[Stored data]
'''

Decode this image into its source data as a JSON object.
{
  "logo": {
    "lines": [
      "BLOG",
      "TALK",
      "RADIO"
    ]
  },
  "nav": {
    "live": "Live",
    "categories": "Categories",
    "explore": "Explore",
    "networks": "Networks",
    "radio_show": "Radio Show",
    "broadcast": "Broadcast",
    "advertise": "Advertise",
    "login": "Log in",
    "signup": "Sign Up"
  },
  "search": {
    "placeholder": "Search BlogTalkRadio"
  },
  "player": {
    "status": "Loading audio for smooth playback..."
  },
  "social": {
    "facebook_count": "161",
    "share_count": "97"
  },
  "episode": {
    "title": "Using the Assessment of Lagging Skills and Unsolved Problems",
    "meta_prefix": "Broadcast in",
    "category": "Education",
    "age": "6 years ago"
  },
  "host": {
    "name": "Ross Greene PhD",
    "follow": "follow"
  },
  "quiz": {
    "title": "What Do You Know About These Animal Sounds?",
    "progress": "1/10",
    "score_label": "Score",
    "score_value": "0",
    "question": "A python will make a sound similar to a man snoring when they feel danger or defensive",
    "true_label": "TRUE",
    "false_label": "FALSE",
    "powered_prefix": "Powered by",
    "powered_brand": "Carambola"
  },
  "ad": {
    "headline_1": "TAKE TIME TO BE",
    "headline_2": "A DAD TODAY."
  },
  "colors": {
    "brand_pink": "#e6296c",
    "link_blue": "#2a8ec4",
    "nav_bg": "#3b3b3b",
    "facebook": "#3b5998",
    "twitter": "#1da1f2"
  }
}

'''

AIM OF THE TASK – From the records given above, copy all lines containing "title".

RESPONSE TO THE EXERCISE –
    "title": "Using the Assessment of Lagging Skills and Unsolved Problems",
    "title": "What Do You Know About These Animal Sounds?",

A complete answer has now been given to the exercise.